■ Task
Tally every line of the listing below that holds "representation", then give the tally alone.
[START Data excerpts]
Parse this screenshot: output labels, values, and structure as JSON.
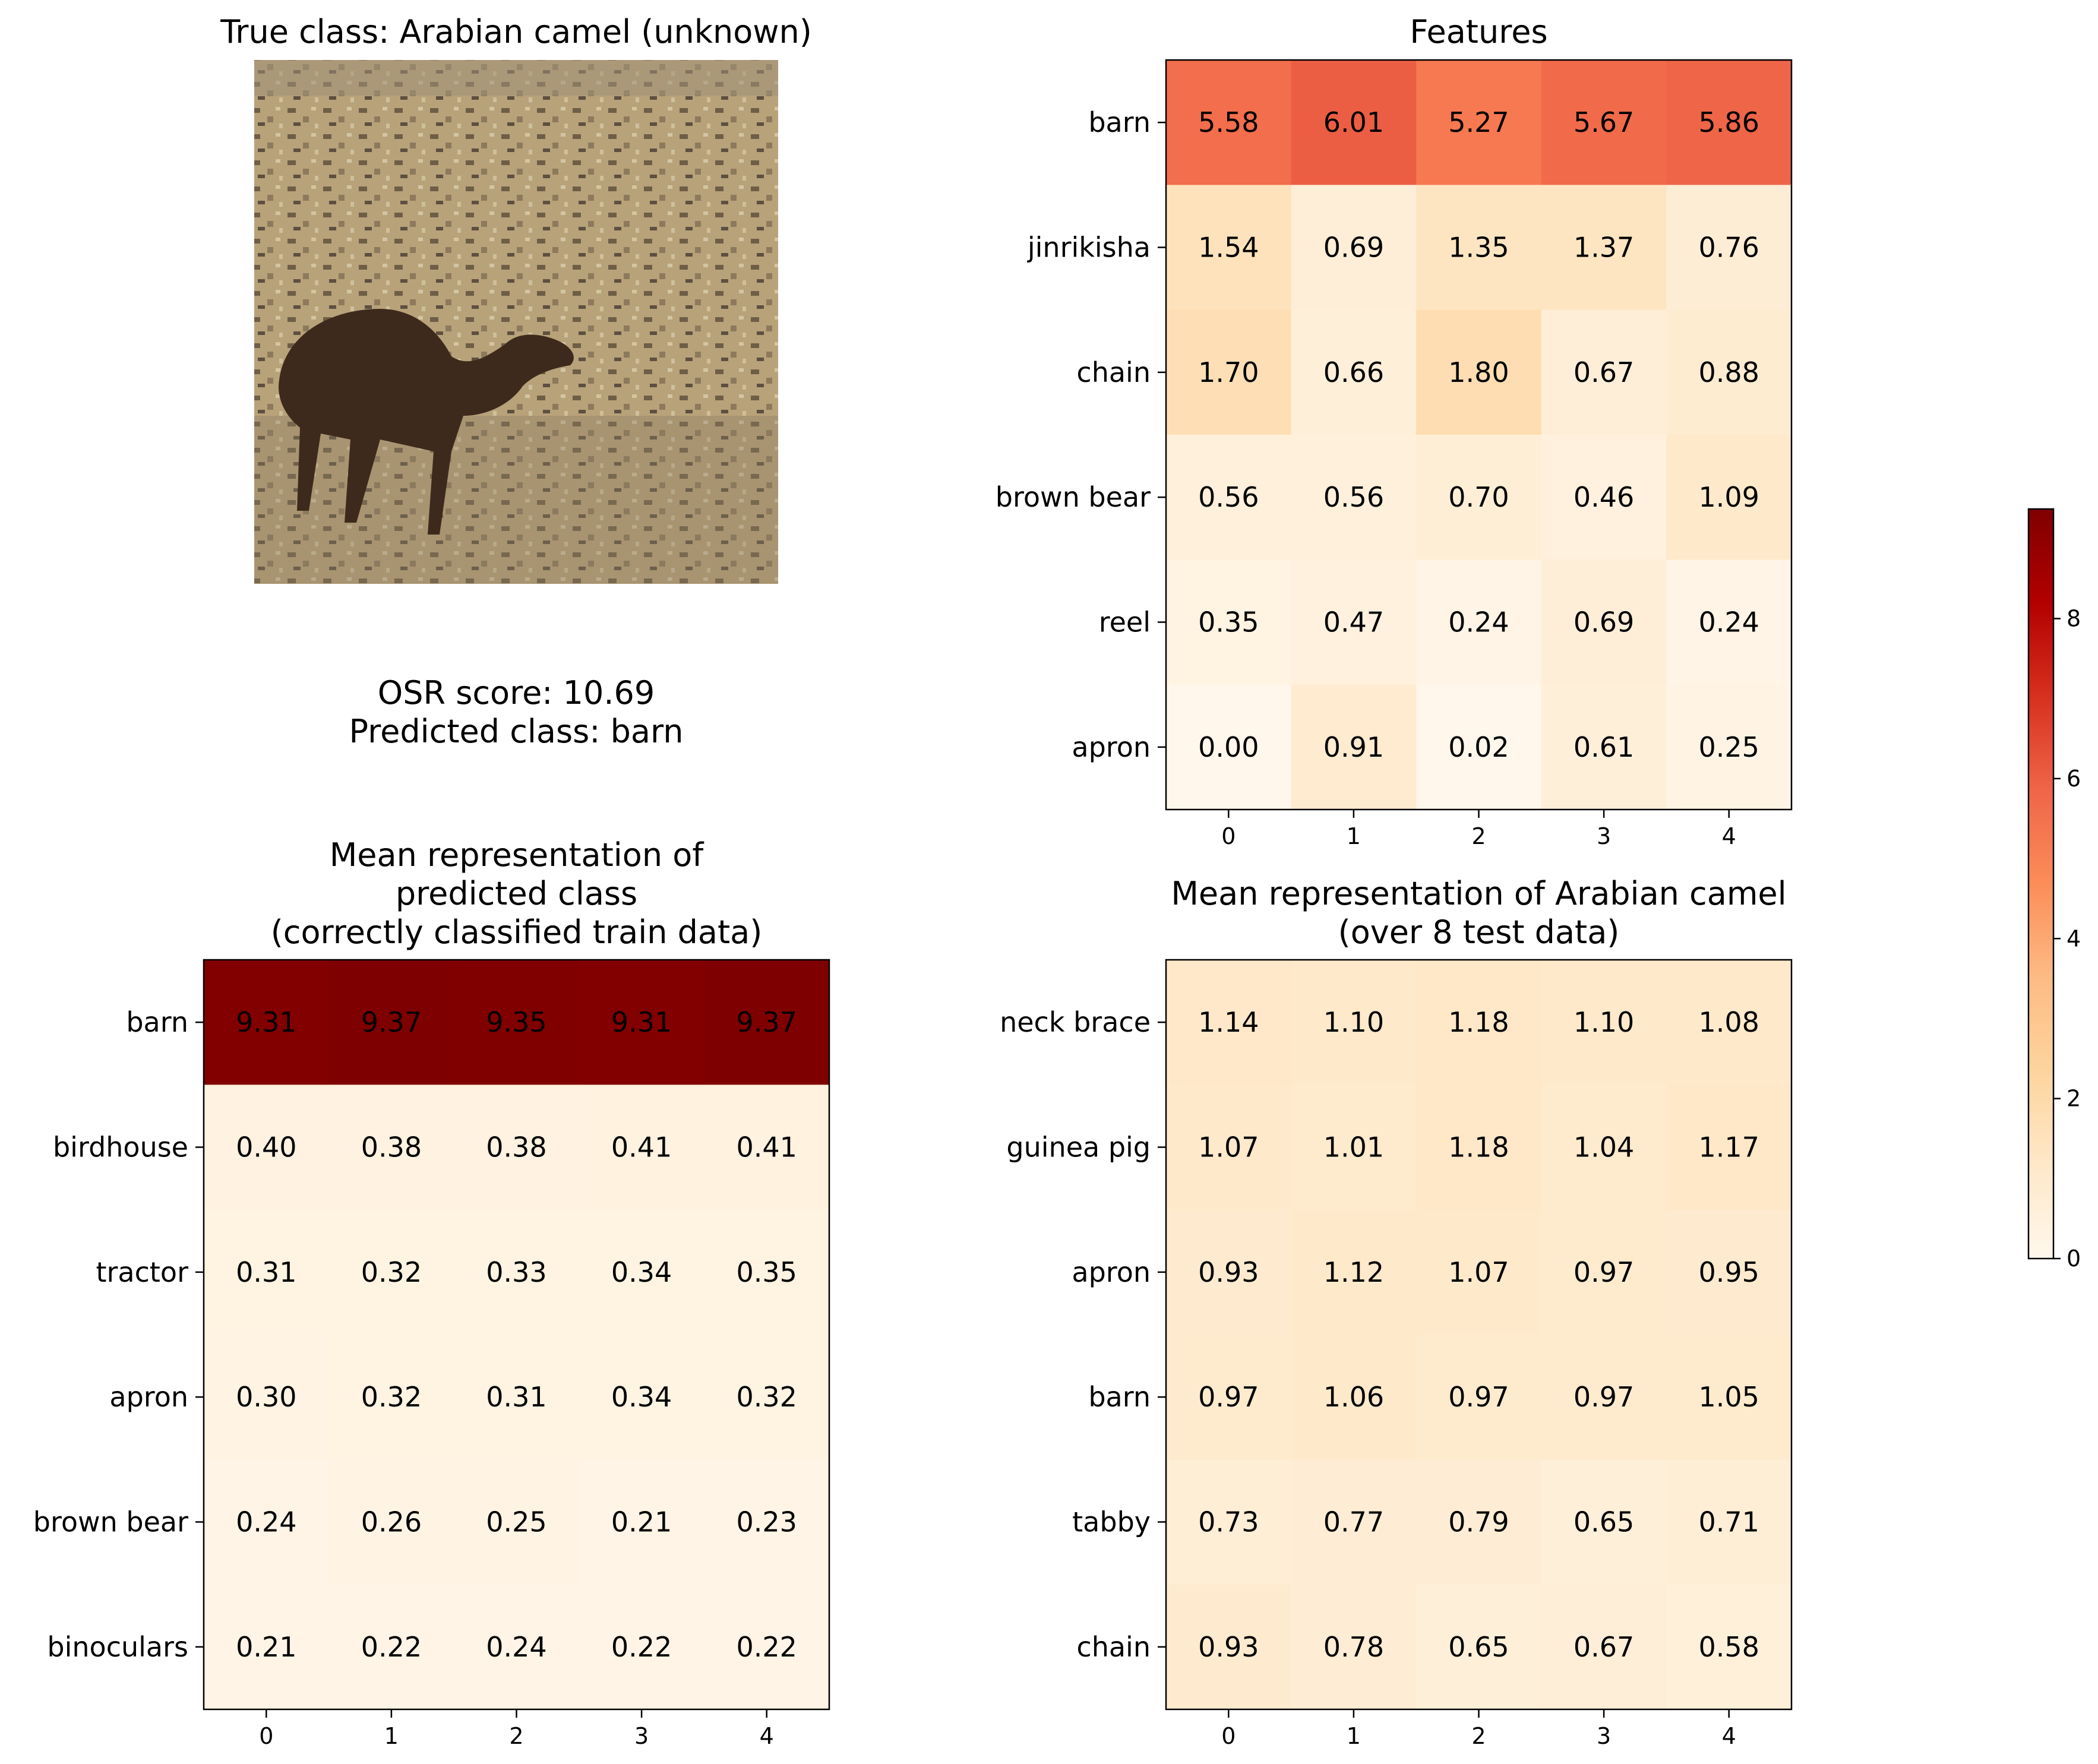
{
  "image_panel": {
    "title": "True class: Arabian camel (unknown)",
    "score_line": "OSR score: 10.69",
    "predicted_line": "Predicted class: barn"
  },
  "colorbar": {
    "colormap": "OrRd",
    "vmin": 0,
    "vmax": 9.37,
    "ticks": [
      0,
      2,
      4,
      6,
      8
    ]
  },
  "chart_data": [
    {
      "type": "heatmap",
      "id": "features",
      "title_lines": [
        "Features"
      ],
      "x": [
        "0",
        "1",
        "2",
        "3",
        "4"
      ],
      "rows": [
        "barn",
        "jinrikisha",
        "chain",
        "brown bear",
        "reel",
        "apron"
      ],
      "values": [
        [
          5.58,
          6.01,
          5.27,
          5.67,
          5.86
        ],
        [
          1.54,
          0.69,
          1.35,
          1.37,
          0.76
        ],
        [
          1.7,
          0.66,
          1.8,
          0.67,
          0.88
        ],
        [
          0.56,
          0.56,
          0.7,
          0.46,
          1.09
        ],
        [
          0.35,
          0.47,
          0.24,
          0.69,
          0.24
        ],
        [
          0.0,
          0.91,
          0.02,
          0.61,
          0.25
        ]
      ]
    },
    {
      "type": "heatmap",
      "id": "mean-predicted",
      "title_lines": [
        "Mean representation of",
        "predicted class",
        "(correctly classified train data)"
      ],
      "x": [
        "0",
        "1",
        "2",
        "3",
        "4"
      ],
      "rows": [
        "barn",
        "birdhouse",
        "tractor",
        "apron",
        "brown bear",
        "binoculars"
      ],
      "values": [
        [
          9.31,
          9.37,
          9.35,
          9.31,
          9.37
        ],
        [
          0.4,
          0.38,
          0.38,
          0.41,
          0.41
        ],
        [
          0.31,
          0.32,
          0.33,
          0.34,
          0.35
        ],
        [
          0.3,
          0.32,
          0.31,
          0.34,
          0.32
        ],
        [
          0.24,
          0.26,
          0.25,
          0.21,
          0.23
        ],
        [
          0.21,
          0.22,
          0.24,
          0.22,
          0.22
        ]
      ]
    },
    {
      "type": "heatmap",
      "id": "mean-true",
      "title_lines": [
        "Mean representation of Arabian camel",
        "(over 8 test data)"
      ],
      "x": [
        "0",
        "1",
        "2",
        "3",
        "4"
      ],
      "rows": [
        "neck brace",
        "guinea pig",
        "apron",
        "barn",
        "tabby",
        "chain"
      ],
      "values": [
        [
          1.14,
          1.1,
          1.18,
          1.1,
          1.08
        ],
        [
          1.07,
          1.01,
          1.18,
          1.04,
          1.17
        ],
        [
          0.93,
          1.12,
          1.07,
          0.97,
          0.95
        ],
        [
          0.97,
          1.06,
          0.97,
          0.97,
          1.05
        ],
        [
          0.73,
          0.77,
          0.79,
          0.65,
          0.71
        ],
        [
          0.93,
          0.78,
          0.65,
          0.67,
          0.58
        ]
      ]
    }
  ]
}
[END Data excerpts]
■ Written answer
2